In this exercise, reproduce all the entries that follow exactly.

● **Material to process**:
☆ ☆ ☆ ☆ ☆ ☆ ☆
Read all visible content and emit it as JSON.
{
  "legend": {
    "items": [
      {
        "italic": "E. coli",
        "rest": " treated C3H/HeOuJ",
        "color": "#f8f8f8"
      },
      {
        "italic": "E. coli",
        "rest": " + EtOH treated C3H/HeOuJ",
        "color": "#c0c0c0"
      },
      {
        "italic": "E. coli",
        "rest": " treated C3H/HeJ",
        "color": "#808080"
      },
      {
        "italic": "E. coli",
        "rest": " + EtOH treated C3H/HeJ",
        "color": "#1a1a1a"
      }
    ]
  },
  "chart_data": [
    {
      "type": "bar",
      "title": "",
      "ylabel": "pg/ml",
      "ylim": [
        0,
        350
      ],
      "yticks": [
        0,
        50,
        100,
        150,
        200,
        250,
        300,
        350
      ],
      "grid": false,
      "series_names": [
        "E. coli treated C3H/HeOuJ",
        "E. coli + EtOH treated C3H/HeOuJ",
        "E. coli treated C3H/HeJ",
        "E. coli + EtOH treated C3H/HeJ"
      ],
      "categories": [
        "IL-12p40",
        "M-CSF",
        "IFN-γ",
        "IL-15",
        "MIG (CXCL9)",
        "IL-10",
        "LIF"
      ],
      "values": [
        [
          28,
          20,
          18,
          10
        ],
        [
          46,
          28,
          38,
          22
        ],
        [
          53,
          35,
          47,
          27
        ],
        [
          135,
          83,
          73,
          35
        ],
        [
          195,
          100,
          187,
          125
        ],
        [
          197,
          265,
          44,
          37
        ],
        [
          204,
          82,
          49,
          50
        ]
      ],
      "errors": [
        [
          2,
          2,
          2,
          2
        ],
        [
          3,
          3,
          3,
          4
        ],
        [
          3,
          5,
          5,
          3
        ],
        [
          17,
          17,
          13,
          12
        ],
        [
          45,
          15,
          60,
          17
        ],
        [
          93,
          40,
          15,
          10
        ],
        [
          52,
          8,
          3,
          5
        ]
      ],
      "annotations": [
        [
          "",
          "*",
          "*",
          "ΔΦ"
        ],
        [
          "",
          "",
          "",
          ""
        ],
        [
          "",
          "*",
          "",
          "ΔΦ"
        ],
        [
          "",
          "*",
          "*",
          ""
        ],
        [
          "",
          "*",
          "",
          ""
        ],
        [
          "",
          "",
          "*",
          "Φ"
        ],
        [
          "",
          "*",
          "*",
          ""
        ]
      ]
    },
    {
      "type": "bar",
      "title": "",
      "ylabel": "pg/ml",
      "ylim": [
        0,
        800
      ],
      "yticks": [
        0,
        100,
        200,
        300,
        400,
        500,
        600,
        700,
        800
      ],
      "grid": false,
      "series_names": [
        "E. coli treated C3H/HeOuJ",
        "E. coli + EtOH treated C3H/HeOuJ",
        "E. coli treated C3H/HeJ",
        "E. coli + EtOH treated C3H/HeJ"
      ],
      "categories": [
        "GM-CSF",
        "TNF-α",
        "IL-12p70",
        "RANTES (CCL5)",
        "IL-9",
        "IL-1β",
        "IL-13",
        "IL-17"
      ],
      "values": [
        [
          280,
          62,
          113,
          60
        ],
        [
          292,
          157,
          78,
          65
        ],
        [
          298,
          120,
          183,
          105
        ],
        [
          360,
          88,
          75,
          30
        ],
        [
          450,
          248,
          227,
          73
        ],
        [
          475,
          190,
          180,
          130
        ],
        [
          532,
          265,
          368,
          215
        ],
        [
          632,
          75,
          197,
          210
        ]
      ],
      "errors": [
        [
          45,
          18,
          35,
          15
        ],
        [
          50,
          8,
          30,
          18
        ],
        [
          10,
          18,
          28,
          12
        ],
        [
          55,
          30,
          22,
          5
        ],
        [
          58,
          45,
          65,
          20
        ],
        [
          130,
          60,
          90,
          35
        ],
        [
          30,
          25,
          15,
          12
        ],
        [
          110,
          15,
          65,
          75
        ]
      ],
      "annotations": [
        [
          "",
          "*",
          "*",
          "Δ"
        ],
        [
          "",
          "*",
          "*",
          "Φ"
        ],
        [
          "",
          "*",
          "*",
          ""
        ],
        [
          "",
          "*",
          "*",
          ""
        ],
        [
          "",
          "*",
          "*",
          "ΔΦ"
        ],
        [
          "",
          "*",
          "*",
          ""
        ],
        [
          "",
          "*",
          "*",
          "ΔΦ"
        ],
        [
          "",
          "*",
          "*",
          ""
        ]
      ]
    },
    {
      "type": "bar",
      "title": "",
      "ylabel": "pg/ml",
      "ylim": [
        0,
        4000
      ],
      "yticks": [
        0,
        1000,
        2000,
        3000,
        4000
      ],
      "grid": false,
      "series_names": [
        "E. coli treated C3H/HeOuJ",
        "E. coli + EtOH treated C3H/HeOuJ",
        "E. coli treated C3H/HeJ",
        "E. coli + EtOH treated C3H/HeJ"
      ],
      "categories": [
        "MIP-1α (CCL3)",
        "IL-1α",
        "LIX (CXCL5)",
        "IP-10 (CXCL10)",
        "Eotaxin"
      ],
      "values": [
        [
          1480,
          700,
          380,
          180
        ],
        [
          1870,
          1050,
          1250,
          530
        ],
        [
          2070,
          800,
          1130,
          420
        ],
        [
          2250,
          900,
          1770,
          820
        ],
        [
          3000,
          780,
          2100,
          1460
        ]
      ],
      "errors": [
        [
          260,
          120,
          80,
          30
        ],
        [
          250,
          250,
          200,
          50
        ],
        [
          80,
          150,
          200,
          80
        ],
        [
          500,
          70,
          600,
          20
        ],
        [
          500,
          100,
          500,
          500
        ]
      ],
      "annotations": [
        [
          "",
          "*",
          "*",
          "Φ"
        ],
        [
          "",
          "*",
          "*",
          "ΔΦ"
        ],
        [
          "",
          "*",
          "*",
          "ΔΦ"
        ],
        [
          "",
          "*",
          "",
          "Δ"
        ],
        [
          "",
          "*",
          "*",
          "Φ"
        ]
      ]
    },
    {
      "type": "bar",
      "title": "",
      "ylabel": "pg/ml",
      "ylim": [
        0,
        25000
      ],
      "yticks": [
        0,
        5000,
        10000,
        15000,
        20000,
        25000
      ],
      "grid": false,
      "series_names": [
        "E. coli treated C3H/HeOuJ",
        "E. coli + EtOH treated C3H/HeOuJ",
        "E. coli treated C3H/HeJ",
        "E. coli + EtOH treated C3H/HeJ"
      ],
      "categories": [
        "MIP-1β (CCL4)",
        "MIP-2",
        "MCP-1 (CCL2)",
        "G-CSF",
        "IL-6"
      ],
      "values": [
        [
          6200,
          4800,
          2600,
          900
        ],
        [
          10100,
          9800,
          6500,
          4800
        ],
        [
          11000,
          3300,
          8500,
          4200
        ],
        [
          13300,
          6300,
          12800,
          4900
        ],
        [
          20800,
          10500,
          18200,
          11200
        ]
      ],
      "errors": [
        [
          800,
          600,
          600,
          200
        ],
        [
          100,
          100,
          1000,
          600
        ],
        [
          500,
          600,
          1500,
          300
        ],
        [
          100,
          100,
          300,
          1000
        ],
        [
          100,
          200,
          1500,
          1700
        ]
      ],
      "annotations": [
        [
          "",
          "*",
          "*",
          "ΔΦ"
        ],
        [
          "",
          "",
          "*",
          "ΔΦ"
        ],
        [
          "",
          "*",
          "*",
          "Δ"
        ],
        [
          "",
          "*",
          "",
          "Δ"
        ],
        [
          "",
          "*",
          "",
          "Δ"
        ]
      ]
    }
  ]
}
☆ ☆ ☆ ☆ ☆ ☆ ☆
● **Worked answer**:
Read all visible content and emit it as JSON.
{
  "legend": {
    "items": [
      {
        "italic": "E. coli",
        "rest": " treated C3H/HeOuJ",
        "color": "#f8f8f8"
      },
      {
        "italic": "E. coli",
        "rest": " + EtOH treated C3H/HeOuJ",
        "color": "#c0c0c0"
      },
      {
        "italic": "E. coli",
        "rest": " treated C3H/HeJ",
        "color": "#808080"
      },
      {
        "italic": "E. coli",
        "rest": " + EtOH treated C3H/HeJ",
        "color": "#1a1a1a"
      }
    ]
  },
  "chart_data": [
    {
      "type": "bar",
      "title": "",
      "ylabel": "pg/ml",
      "ylim": [
        0,
        350
      ],
      "yticks": [
        0,
        50,
        100,
        150,
        200,
        250,
        300,
        350
      ],
      "grid": false,
      "series_names": [
        "E. coli treated C3H/HeOuJ",
        "E. coli + EtOH treated C3H/HeOuJ",
        "E. coli treated C3H/HeJ",
        "E. coli + EtOH treated C3H/HeJ"
      ],
      "categories": [
        "IL-12p40",
        "M-CSF",
        "IFN-γ",
        "IL-15",
        "MIG (CXCL9)",
        "IL-10",
        "LIF"
      ],
      "values": [
        [
          28,
          20,
          18,
          10
        ],
        [
          46,
          28,
          38,
          22
        ],
        [
          53,
          35,
          47,
          27
        ],
        [
          135,
          83,
          73,
          35
        ],
        [
          195,
          100,
          187,
          125
        ],
        [
          197,
          265,
          44,
          37
        ],
        [
          204,
          82,
          49,
          50
        ]
      ],
      "errors": [
        [
          2,
          2,
          2,
          2
        ],
        [
          3,
          3,
          3,
          4
        ],
        [
          3,
          5,
          5,
          3
        ],
        [
          17,
          17,
          13,
          12
        ],
        [
          45,
          15,
          60,
          17
        ],
        [
          93,
          40,
          15,
          10
        ],
        [
          52,
          8,
          3,
          5
        ]
      ],
      "annotations": [
        [
          "",
          "*",
          "*",
          "ΔΦ"
        ],
        [
          "",
          "",
          "",
          ""
        ],
        [
          "",
          "*",
          "",
          "ΔΦ"
        ],
        [
          "",
          "*",
          "*",
          ""
        ],
        [
          "",
          "*",
          "",
          ""
        ],
        [
          "",
          "",
          "*",
          "Φ"
        ],
        [
          "",
          "*",
          "*",
          ""
        ]
      ]
    },
    {
      "type": "bar",
      "title": "",
      "ylabel": "pg/ml",
      "ylim": [
        0,
        800
      ],
      "yticks": [
        0,
        100,
        200,
        300,
        400,
        500,
        600,
        700,
        800
      ],
      "grid": false,
      "series_names": [
        "E. coli treated C3H/HeOuJ",
        "E. coli + EtOH treated C3H/HeOuJ",
        "E. coli treated C3H/HeJ",
        "E. coli + EtOH treated C3H/HeJ"
      ],
      "categories": [
        "GM-CSF",
        "TNF-α",
        "IL-12p70",
        "RANTES (CCL5)",
        "IL-9",
        "IL-1β",
        "IL-13",
        "IL-17"
      ],
      "values": [
        [
          280,
          62,
          113,
          60
        ],
        [
          292,
          157,
          78,
          65
        ],
        [
          298,
          120,
          183,
          105
        ],
        [
          360,
          88,
          75,
          30
        ],
        [
          450,
          248,
          227,
          73
        ],
        [
          475,
          190,
          180,
          130
        ],
        [
          532,
          265,
          368,
          215
        ],
        [
          632,
          75,
          197,
          210
        ]
      ],
      "errors": [
        [
          45,
          18,
          35,
          15
        ],
        [
          50,
          8,
          30,
          18
        ],
        [
          10,
          18,
          28,
          12
        ],
        [
          55,
          30,
          22,
          5
        ],
        [
          58,
          45,
          65,
          20
        ],
        [
          130,
          60,
          90,
          35
        ],
        [
          30,
          25,
          15,
          12
        ],
        [
          110,
          15,
          65,
          75
        ]
      ],
      "annotations": [
        [
          "",
          "*",
          "*",
          "Δ"
        ],
        [
          "",
          "*",
          "*",
          "Φ"
        ],
        [
          "",
          "*",
          "*",
          ""
        ],
        [
          "",
          "*",
          "*",
          ""
        ],
        [
          "",
          "*",
          "*",
          "ΔΦ"
        ],
        [
          "",
          "*",
          "*",
          ""
        ],
        [
          "",
          "*",
          "*",
          "ΔΦ"
        ],
        [
          "",
          "*",
          "*",
          ""
        ]
      ]
    },
    {
      "type": "bar",
      "title": "",
      "ylabel": "pg/ml",
      "ylim": [
        0,
        4000
      ],
      "yticks": [
        0,
        1000,
        2000,
        3000,
        4000
      ],
      "grid": false,
      "series_names": [
        "E. coli treated C3H/HeOuJ",
        "E. coli + EtOH treated C3H/HeOuJ",
        "E. coli treated C3H/HeJ",
        "E. coli + EtOH treated C3H/HeJ"
      ],
      "categories": [
        "MIP-1α (CCL3)",
        "IL-1α",
        "LIX (CXCL5)",
        "IP-10 (CXCL10)",
        "Eotaxin"
      ],
      "values": [
        [
          1480,
          700,
          380,
          180
        ],
        [
          1870,
          1050,
          1250,
          530
        ],
        [
          2070,
          800,
          1130,
          420
        ],
        [
          2250,
          900,
          1770,
          820
        ],
        [
          3000,
          780,
          2100,
          1460
        ]
      ],
      "errors": [
        [
          260,
          120,
          80,
          30
        ],
        [
          250,
          250,
          200,
          50
        ],
        [
          80,
          150,
          200,
          80
        ],
        [
          500,
          70,
          600,
          20
        ],
        [
          500,
          100,
          500,
          500
        ]
      ],
      "annotations": [
        [
          "",
          "*",
          "*",
          "Φ"
        ],
        [
          "",
          "*",
          "*",
          "ΔΦ"
        ],
        [
          "",
          "*",
          "*",
          "ΔΦ"
        ],
        [
          "",
          "*",
          "",
          "Δ"
        ],
        [
          "",
          "*",
          "*",
          "Φ"
        ]
      ]
    },
    {
      "type": "bar",
      "title": "",
      "ylabel": "pg/ml",
      "ylim": [
        0,
        25000
      ],
      "yticks": [
        0,
        5000,
        10000,
        15000,
        20000,
        25000
      ],
      "grid": false,
      "series_names": [
        "E. coli treated C3H/HeOuJ",
        "E. coli + EtOH treated C3H/HeOuJ",
        "E. coli treated C3H/HeJ",
        "E. coli + EtOH treated C3H/HeJ"
      ],
      "categories": [
        "MIP-1β (CCL4)",
        "MIP-2",
        "MCP-1 (CCL2)",
        "G-CSF",
        "IL-6"
      ],
      "values": [
        [
          6200,
          4800,
          2600,
          900
        ],
        [
          10100,
          9800,
          6500,
          4800
        ],
        [
          11000,
          3300,
          8500,
          4200
        ],
        [
          13300,
          6300,
          12800,
          4900
        ],
        [
          20800,
          10500,
          18200,
          11200
        ]
      ],
      "errors": [
        [
          800,
          600,
          600,
          200
        ],
        [
          100,
          100,
          1000,
          600
        ],
        [
          500,
          600,
          1500,
          300
        ],
        [
          100,
          100,
          300,
          1000
        ],
        [
          100,
          200,
          1500,
          1700
        ]
      ],
      "annotations": [
        [
          "",
          "*",
          "*",
          "ΔΦ"
        ],
        [
          "",
          "",
          "*",
          "ΔΦ"
        ],
        [
          "",
          "*",
          "*",
          "Δ"
        ],
        [
          "",
          "*",
          "",
          "Δ"
        ],
        [
          "",
          "*",
          "",
          "Δ"
        ]
      ]
    }
  ]
}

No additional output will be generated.